Retype the material that follows, keeping every word as it is.

• **Data section**:
-- start --

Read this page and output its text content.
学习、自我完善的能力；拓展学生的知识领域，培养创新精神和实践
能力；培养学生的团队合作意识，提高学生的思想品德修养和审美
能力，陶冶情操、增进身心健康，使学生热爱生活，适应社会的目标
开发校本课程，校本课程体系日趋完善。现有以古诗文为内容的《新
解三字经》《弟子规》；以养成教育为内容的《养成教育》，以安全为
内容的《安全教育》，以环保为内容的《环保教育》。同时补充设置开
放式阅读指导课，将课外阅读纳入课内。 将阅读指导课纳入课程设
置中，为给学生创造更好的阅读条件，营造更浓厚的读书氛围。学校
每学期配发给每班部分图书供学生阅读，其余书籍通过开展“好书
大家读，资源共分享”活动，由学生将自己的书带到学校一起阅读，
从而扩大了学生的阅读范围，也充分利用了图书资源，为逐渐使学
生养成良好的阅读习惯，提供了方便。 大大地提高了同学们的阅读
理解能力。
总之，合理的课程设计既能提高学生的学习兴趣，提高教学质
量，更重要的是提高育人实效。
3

-- end --

• **Solution for this problem**:
Read this page and output its text content.
学习、自我完善的能力；拓展学生的知识领域，培养创新精神和实践
能力；培养学生的团队合作意识，提高学生的思想品德修养和审美
能力，陶冶情操、增进身心健康，使学生热爱生活，适应社会的目标
开发校本课程，校本课程体系日趋完善。现有以古诗文为内容的《新
解三字经》《弟子规》；以养成教育为内容的《养成教育》，以安全为
内容的《安全教育》，以环保为内容的《环保教育》。同时补充设置开
放式阅读指导课，将课外阅读纳入课内。 将阅读指导课纳入课程设
置中，为给学生创造更好的阅读条件，营造更浓厚的读书氛围。学校
每学期配发给每班部分图书供学生阅读，其余书籍通过开展“好书
大家读，资源共分享”活动，由学生将自己的书带到学校一起阅读，
从而扩大了学生的阅读范围，也充分利用了图书资源，为逐渐使学
生养成良好的阅读习惯，提供了方便。 大大地提高了同学们的阅读
理解能力。
总之，合理的课程设计既能提高学生的学习兴趣，提高教学质
量，更重要的是提高育人实效。
3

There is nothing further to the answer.